Collected data entries:
=-=-=-=-=

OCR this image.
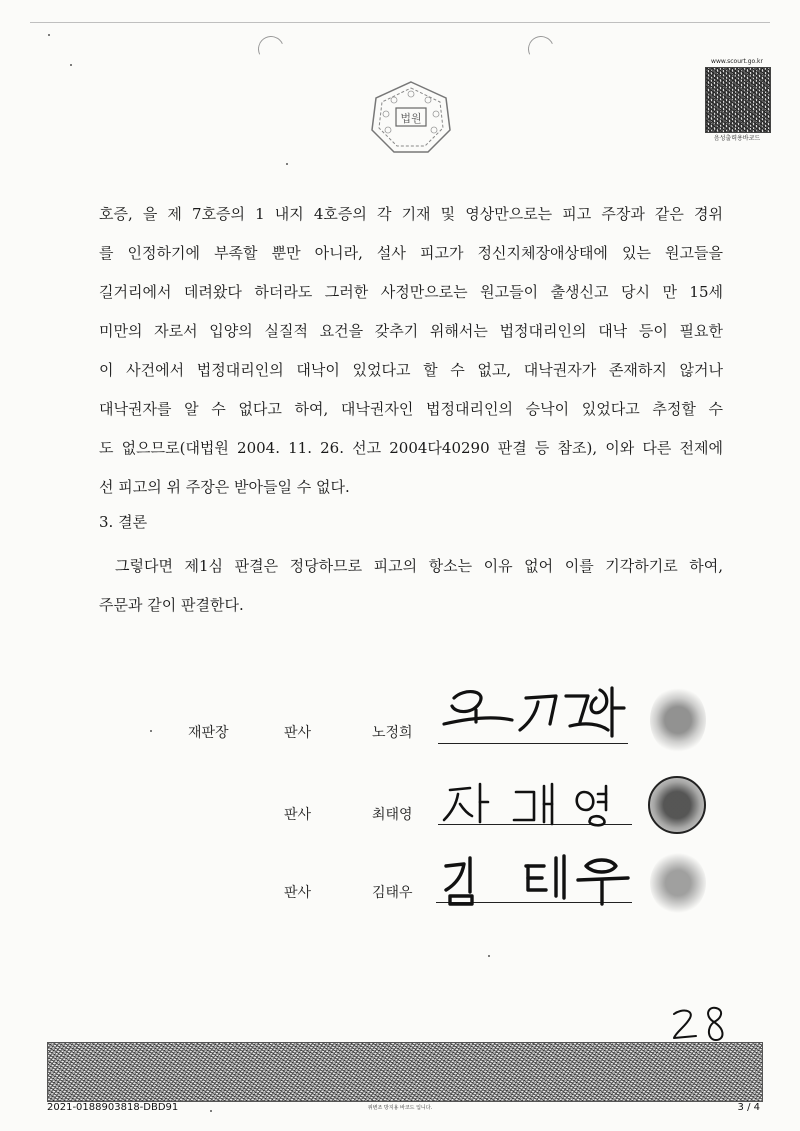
법원
www.scourt.go.kr
음성출력용바코드

호증, 을 제 7호증의 1 내지 4호증의 각 기재 및 영상만으로는 피고 주장과 같은 경위

를 인정하기에 부족할 뿐만 아니라, 설사 피고가 정신지체장애상태에 있는 원고들을

길거리에서 데려왔다 하더라도 그러한 사정만으로는 원고들이 출생신고 당시 만 15세

미만의 자로서 입양의 실질적 요건을 갖추기 위해서는 법정대리인의 대낙 등이 필요한

이 사건에서 법정대리인의 대낙이 있었다고 할 수 없고, 대낙권자가 존재하지 않거나

대낙권자를 알 수 없다고 하여, 대낙권자인 법정대리인의 승낙이 있었다고 추정할 수

도 없으므로(대법원 2004. 11. 26. 선고 2004다40290 판결 등 참조), 이와 다른 전제에

선 피고의 위 주장은 받아들일 수 없다.

3. 결론

그렇다면 제1심 판결은 정당하므로 피고의 항소는 이유 없어 이를 기각하기로 하여,

주문과 같이 판결한다.

재판장	판사	노정희
판사	최태영
판사	김태우
2021-0188903818-DBD91	위변조 방지용 바코드 입니다.	3 / 4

=-=-=-=-=

_Task instructions_. Extract each line holding the word "있었다고" from the records.

_Answer below_.
이 사건에서 법정대리인의 대낙이 있었다고 할 수 없고, 대낙권자가 존재하지 않거나
대낙권자를 알 수 없다고 하여, 대낙권자인 법정대리인의 승낙이 있었다고 추정할 수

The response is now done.